> _WHAT THE EXERCISE ASKS_
Turn all the material below into a numbered list, one line per item, with blank lines skipped and any pictures left out.

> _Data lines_
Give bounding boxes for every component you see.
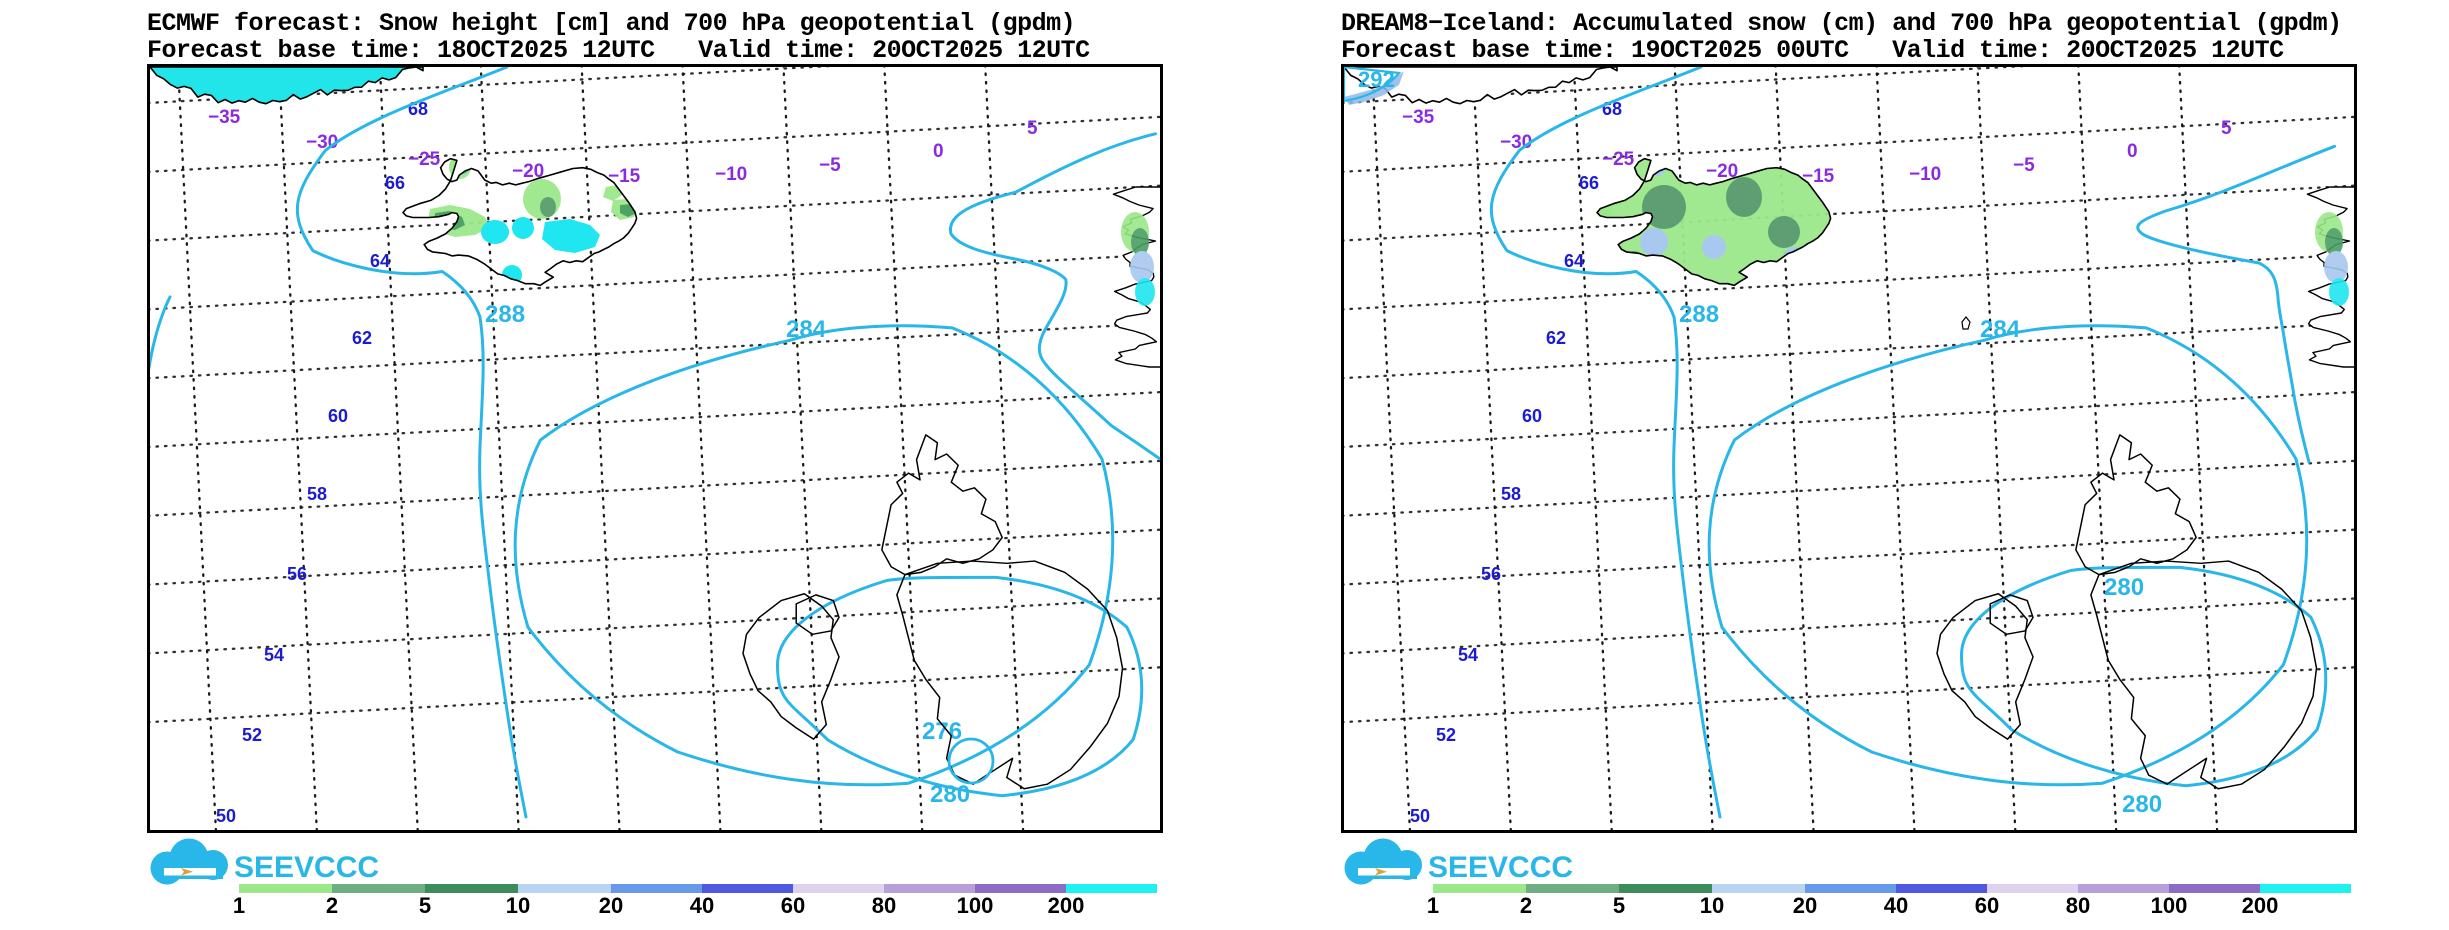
svg-text:58: 58 (1501, 484, 1521, 504)
svg-text:56: 56 (1481, 564, 1501, 584)
svg-text:276: 276 (922, 718, 962, 745)
svg-text:−25: −25 (1602, 149, 1635, 170)
svg-text:288: 288 (485, 301, 525, 328)
svg-text:10: 10 (506, 893, 530, 918)
svg-text:60: 60 (1522, 406, 1542, 426)
svg-text:56: 56 (287, 564, 307, 584)
svg-text:−30: −30 (306, 132, 338, 153)
svg-text:60: 60 (1975, 893, 1999, 918)
svg-text:64: 64 (1564, 251, 1584, 271)
svg-text:−10: −10 (715, 164, 747, 185)
svg-text:1: 1 (233, 893, 245, 918)
svg-text:40: 40 (690, 893, 714, 918)
svg-text:62: 62 (352, 328, 372, 348)
svg-text:62: 62 (1546, 328, 1566, 348)
svg-text:280: 280 (2122, 791, 2162, 818)
svg-text:284: 284 (786, 316, 827, 343)
svg-text:−35: −35 (1402, 107, 1435, 128)
svg-text:280: 280 (2104, 574, 2144, 601)
svg-text:80: 80 (2066, 893, 2090, 918)
svg-text:0: 0 (2127, 141, 2138, 162)
svg-text:SEEVCCC: SEEVCCC (234, 851, 379, 884)
svg-text:2: 2 (1520, 893, 1532, 918)
svg-text:1: 1 (1427, 893, 1439, 918)
svg-text:200: 200 (2242, 893, 2279, 918)
svg-text:−25: −25 (408, 149, 441, 170)
svg-text:−30: −30 (1500, 132, 1532, 153)
svg-text:5: 5 (1027, 118, 1038, 139)
svg-text:288: 288 (1679, 301, 1719, 328)
svg-text:200: 200 (1048, 893, 1085, 918)
svg-text:5: 5 (2221, 118, 2232, 139)
svg-text:50: 50 (1410, 806, 1430, 826)
svg-text:10: 10 (1700, 893, 1724, 918)
svg-text:58: 58 (307, 484, 327, 504)
svg-text:60: 60 (328, 406, 348, 426)
svg-text:−10: −10 (1909, 164, 1941, 185)
svg-text:5: 5 (1613, 893, 1625, 918)
svg-text:80: 80 (872, 893, 896, 918)
svg-text:40: 40 (1884, 893, 1908, 918)
svg-text:280: 280 (930, 781, 970, 808)
svg-text:SEEVCCC: SEEVCCC (1428, 851, 1573, 884)
svg-text:52: 52 (242, 725, 262, 745)
svg-text:−35: −35 (208, 107, 241, 128)
svg-text:20: 20 (599, 893, 623, 918)
svg-text:66: 66 (1579, 173, 1599, 193)
svg-text:100: 100 (2151, 893, 2188, 918)
svg-text:292: 292 (1358, 67, 1395, 92)
svg-text:284: 284 (1980, 316, 2021, 343)
svg-text:100: 100 (957, 893, 994, 918)
svg-text:2: 2 (326, 893, 338, 918)
svg-text:66: 66 (385, 173, 405, 193)
svg-text:5: 5 (419, 893, 431, 918)
svg-text:0: 0 (933, 141, 944, 162)
svg-text:52: 52 (1436, 725, 1456, 745)
svg-text:−5: −5 (2013, 155, 2035, 176)
svg-text:50: 50 (216, 806, 236, 826)
svg-text:−15: −15 (608, 166, 641, 187)
svg-text:60: 60 (781, 893, 805, 918)
svg-text:20: 20 (1793, 893, 1817, 918)
svg-text:−5: −5 (819, 155, 841, 176)
svg-text:54: 54 (264, 645, 284, 665)
svg-text:64: 64 (370, 251, 390, 271)
svg-text:54: 54 (1458, 645, 1478, 665)
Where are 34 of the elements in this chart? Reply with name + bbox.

> _FINAL RESULT_
1. Give bounding boxes for every component you see.
2. svg-text:58: 58 (1501, 484, 1521, 504)
3. svg-text:56: 56 (1481, 564, 1501, 584)
4. svg-text:276: 276 (922, 718, 962, 745)
5. svg-text:−25: −25 (1602, 149, 1635, 170)
6. svg-text:288: 288 (485, 301, 525, 328)
7. svg-text:10: 10 (506, 893, 530, 918)
8. svg-text:60: 60 (1522, 406, 1542, 426)
9. svg-text:56: 56 (287, 564, 307, 584)
10. svg-text:−30: −30 (306, 132, 338, 153)
11. svg-text:60: 60 (1975, 893, 1999, 918)
12. svg-text:64: 64 (1564, 251, 1584, 271)
13. svg-text:−10: −10 (715, 164, 747, 185)
14. svg-text:1: 1 (233, 893, 245, 918)
15. svg-text:40: 40 (690, 893, 714, 918)
16. svg-text:62: 62 (352, 328, 372, 348)
17. svg-text:62: 62 (1546, 328, 1566, 348)
18. svg-text:280: 280 (2122, 791, 2162, 818)
19. svg-text:284: 284 (786, 316, 827, 343)
20. svg-text:−35: −35 (1402, 107, 1435, 128)
21. svg-text:280: 280 (2104, 574, 2144, 601)
22. svg-text:80: 80 (2066, 893, 2090, 918)
23. svg-text:0: 0 (2127, 141, 2138, 162)
24. svg-text:SEEVCCC: SEEVCCC (234, 851, 379, 884)
25. svg-text:2: 2 (1520, 893, 1532, 918)
26. svg-text:1: 1 (1427, 893, 1439, 918)
27. svg-text:200: 200 (2242, 893, 2279, 918)
28. svg-text:−25: −25 (408, 149, 441, 170)
29. svg-text:−30: −30 (1500, 132, 1532, 153)
30. svg-text:5: 5 (1027, 118, 1038, 139)
31. svg-text:288: 288 (1679, 301, 1719, 328)
32. svg-text:200: 200 (1048, 893, 1085, 918)
33. svg-text:5: 5 (2221, 118, 2232, 139)
34. svg-text:50: 50 (1410, 806, 1430, 826)
35. svg-text:10: 10 (1700, 893, 1724, 918)
36. svg-text:58: 58 (307, 484, 327, 504)
37. svg-text:60: 60 (328, 406, 348, 426)
38. svg-text:−10: −10 (1909, 164, 1941, 185)
39. svg-text:5: 5 (1613, 893, 1625, 918)
40. svg-text:80: 80 (872, 893, 896, 918)
41. svg-text:40: 40 (1884, 893, 1908, 918)
42. svg-text:280: 280 (930, 781, 970, 808)
43. svg-text:SEEVCCC: SEEVCCC (1428, 851, 1573, 884)
44. svg-text:52: 52 (242, 725, 262, 745)
45. svg-text:−35: −35 (208, 107, 241, 128)
46. svg-text:20: 20 (599, 893, 623, 918)
47. svg-text:66: 66 (1579, 173, 1599, 193)
48. svg-text:100: 100 (2151, 893, 2188, 918)
49. svg-text:292: 292 (1358, 67, 1395, 92)
50. svg-text:284: 284 (1980, 316, 2021, 343)
51. svg-text:100: 100 (957, 893, 994, 918)
52. svg-text:2: 2 (326, 893, 338, 918)
53. svg-text:66: 66 (385, 173, 405, 193)
54. svg-text:5: 5 (419, 893, 431, 918)
55. svg-text:0: 0 (933, 141, 944, 162)
56. svg-text:52: 52 (1436, 725, 1456, 745)
57. svg-text:−5: −5 (2013, 155, 2035, 176)
58. svg-text:50: 50 (216, 806, 236, 826)
59. svg-text:−15: −15 (608, 166, 641, 187)
60. svg-text:60: 60 (781, 893, 805, 918)
61. svg-text:20: 20 (1793, 893, 1817, 918)
62. svg-text:−5: −5 (819, 155, 841, 176)
63. svg-text:54: 54 (264, 645, 284, 665)
64. svg-text:64: 64 (370, 251, 390, 271)
65. svg-text:54: 54 (1458, 645, 1478, 665)
66. Where are 34 of the elements in this chart? Reply with name + bbox.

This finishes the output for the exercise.